• [TASK REQUIREMENTS]
Find every line in the records below that holds the word "label", and copy each one.

## start RECORDS TO PROCESS

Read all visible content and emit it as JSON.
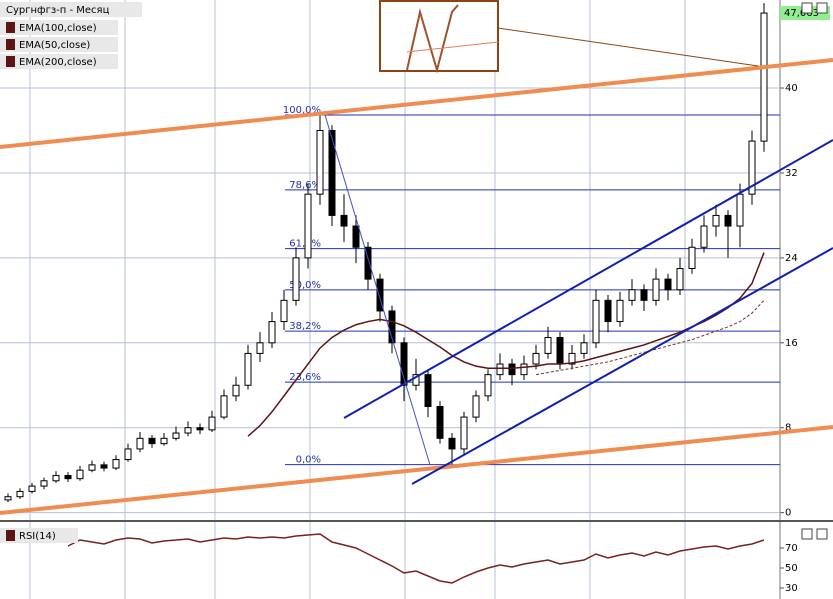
{
  "chart_data": [
    {
      "type": "candlestick",
      "title": "Сургнфгз-п - Месяц",
      "ylim": [
        -0.6,
        48.2
      ],
      "yticks": [
        0,
        8,
        16,
        24,
        32,
        40
      ],
      "grid": true,
      "price_tag": {
        "value": 47.063,
        "label": "47,063"
      },
      "candles": [
        [
          1.2,
          1.8,
          1.0,
          1.5
        ],
        [
          1.5,
          2.3,
          1.3,
          2
        ],
        [
          2,
          2.8,
          1.8,
          2.5
        ],
        [
          2.5,
          3.3,
          2.2,
          3
        ],
        [
          3,
          3.9,
          2.8,
          3.5
        ],
        [
          3.5,
          3.8,
          2.9,
          3.2
        ],
        [
          3.2,
          4.4,
          3.0,
          4
        ],
        [
          4,
          4.9,
          3.8,
          4.5
        ],
        [
          4.5,
          4.8,
          3.9,
          4.2
        ],
        [
          4.2,
          5.4,
          4.0,
          5
        ],
        [
          5,
          6.5,
          4.8,
          6
        ],
        [
          6,
          7.6,
          5.7,
          7
        ],
        [
          7,
          7.3,
          6.1,
          6.5
        ],
        [
          6.5,
          7.5,
          6.3,
          7
        ],
        [
          7,
          8.1,
          6.8,
          7.5
        ],
        [
          7.5,
          8.6,
          7.2,
          8
        ],
        [
          8,
          8.4,
          7.4,
          7.8
        ],
        [
          7.8,
          9.6,
          7.6,
          9
        ],
        [
          9,
          11.6,
          8.8,
          11
        ],
        [
          11,
          12.8,
          10.5,
          12
        ],
        [
          12,
          15.8,
          11.6,
          15
        ],
        [
          15,
          17,
          14.2,
          16
        ],
        [
          16,
          18.9,
          15.5,
          18
        ],
        [
          18,
          21,
          17.2,
          20
        ],
        [
          20,
          25,
          19.5,
          24
        ],
        [
          24,
          31,
          23,
          30
        ],
        [
          30,
          37.5,
          29,
          36
        ],
        [
          36,
          36.5,
          27,
          28
        ],
        [
          28,
          30,
          25.5,
          27
        ],
        [
          27,
          28,
          23.5,
          25
        ],
        [
          25,
          25.5,
          21,
          22
        ],
        [
          22,
          22.5,
          18,
          19
        ],
        [
          19,
          19.5,
          15,
          16
        ],
        [
          16,
          16.5,
          10.5,
          12
        ],
        [
          12,
          14.5,
          11.5,
          13
        ],
        [
          13,
          13.5,
          9,
          10
        ],
        [
          10,
          10.5,
          6.5,
          7
        ],
        [
          7,
          7.5,
          4.5,
          6
        ],
        [
          6,
          9.5,
          5.5,
          9
        ],
        [
          9,
          11.5,
          8.5,
          11
        ],
        [
          11,
          13.5,
          10.5,
          13
        ],
        [
          13,
          15,
          12.5,
          14
        ],
        [
          14,
          14.5,
          12,
          13
        ],
        [
          13,
          14.8,
          12.5,
          14
        ],
        [
          14,
          15.8,
          13.5,
          15
        ],
        [
          15,
          17.5,
          14.5,
          16.5
        ],
        [
          16.5,
          17,
          13.5,
          14
        ],
        [
          14,
          15.8,
          13.5,
          15
        ],
        [
          15,
          16.8,
          14.5,
          16
        ],
        [
          16,
          21,
          15.5,
          20
        ],
        [
          20,
          20.5,
          17,
          18
        ],
        [
          18,
          20.8,
          17.5,
          20
        ],
        [
          20,
          22,
          19.5,
          21
        ],
        [
          21,
          21.5,
          19,
          20
        ],
        [
          20,
          23,
          19.5,
          22
        ],
        [
          22,
          22.5,
          20,
          21
        ],
        [
          21,
          24,
          20.5,
          23
        ],
        [
          23,
          25.8,
          22.5,
          25
        ],
        [
          25,
          28,
          24.5,
          27
        ],
        [
          27,
          29,
          26,
          28
        ],
        [
          28,
          28.5,
          24,
          27
        ],
        [
          27,
          31,
          25,
          30
        ],
        [
          30,
          36,
          29,
          35
        ],
        [
          35,
          48,
          34,
          47.063
        ]
      ],
      "series": [
        {
          "name": "EMA(100,close)",
          "color": "#7a3030",
          "values": [
            null,
            null,
            null,
            null,
            null,
            null,
            null,
            null,
            null,
            null,
            null,
            null,
            null,
            null,
            null,
            null,
            null,
            null,
            null,
            null,
            null,
            null,
            null,
            null,
            null,
            null,
            null,
            null,
            null,
            null,
            null,
            null,
            null,
            null,
            null,
            null,
            null,
            null,
            null,
            null,
            null,
            null,
            null,
            null,
            13,
            13.2,
            13.4,
            13.6,
            13.8,
            14,
            14.2,
            14.5,
            14.8,
            15.1,
            15.4,
            15.7,
            16,
            16.3,
            16.7,
            17.1,
            17.5,
            18,
            18.8,
            20
          ]
        },
        {
          "name": "EMA(50,close)",
          "color": "#5c1414",
          "values": [
            null,
            null,
            null,
            null,
            null,
            null,
            null,
            null,
            null,
            null,
            null,
            null,
            null,
            null,
            null,
            null,
            null,
            null,
            null,
            null,
            7.2,
            8.2,
            9.5,
            11,
            12.5,
            14,
            15.5,
            16.5,
            17.2,
            17.7,
            18,
            18.2,
            18,
            17.6,
            17,
            16.3,
            15.6,
            14.8,
            14.2,
            13.8,
            13.6,
            13.6,
            13.6,
            13.7,
            13.8,
            14,
            14,
            14.1,
            14.3,
            14.6,
            14.9,
            15.2,
            15.5,
            15.8,
            16.2,
            16.6,
            17,
            17.5,
            18,
            18.6,
            19.3,
            20.2,
            21.6,
            24.5
          ]
        },
        {
          "name": "EMA(200,close)",
          "color": "#5c1414",
          "values": [
            null,
            null,
            null,
            null,
            null,
            null,
            null,
            null,
            null,
            null,
            null,
            null,
            null,
            null,
            null,
            null,
            null,
            null,
            null,
            null,
            null,
            null,
            null,
            null,
            null,
            null,
            null,
            null,
            null,
            null,
            null,
            null,
            null,
            null,
            null,
            null,
            null,
            null,
            null,
            null,
            null,
            null,
            null,
            null,
            null,
            null,
            null,
            null,
            null,
            null,
            null,
            null,
            null,
            null,
            null,
            null,
            null,
            null,
            null,
            null,
            null,
            null,
            null,
            null
          ]
        }
      ],
      "fibonacci": {
        "high": 37.46,
        "low": 4.52,
        "levels": [
          {
            "value": 100,
            "label": "100,0%"
          },
          {
            "value": 78.6,
            "label": "78,6%"
          },
          {
            "value": 61.8,
            "label": "61,8%"
          },
          {
            "value": 50,
            "label": "50,0%"
          },
          {
            "value": 38.2,
            "label": "38,2%"
          },
          {
            "value": 23.6,
            "label": "23,6%"
          },
          {
            "value": 0,
            "label": "0,0%"
          }
        ]
      }
    },
    {
      "type": "line",
      "title": "RSI(14)",
      "ylim": [
        21,
        96
      ],
      "yticks": [
        30,
        50,
        70
      ],
      "series": [
        {
          "name": "RSI(14)",
          "color": "#7a2020",
          "values": [
            null,
            null,
            null,
            null,
            null,
            72,
            78,
            76,
            74,
            78,
            80,
            79,
            75,
            77,
            78,
            79,
            76,
            78,
            80,
            79,
            81,
            80,
            81,
            80,
            82,
            83,
            84,
            76,
            73,
            70,
            64,
            58,
            52,
            45,
            47,
            42,
            37,
            35,
            41,
            46,
            50,
            53,
            51,
            54,
            56,
            58,
            54,
            56,
            58,
            64,
            60,
            63,
            65,
            62,
            66,
            63,
            67,
            69,
            71,
            72,
            69,
            72,
            74,
            78
          ]
        }
      ]
    }
  ]
}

## end RECORDS TO PROCESS

• [CORRECT RESULT]
        "label": "47,063"
            "label": "100,0%"
            "label": "78,6%"
            "label": "61,8%"
            "label": "50,0%"
            "label": "38,2%"
            "label": "23,6%"
            "label": "0,0%"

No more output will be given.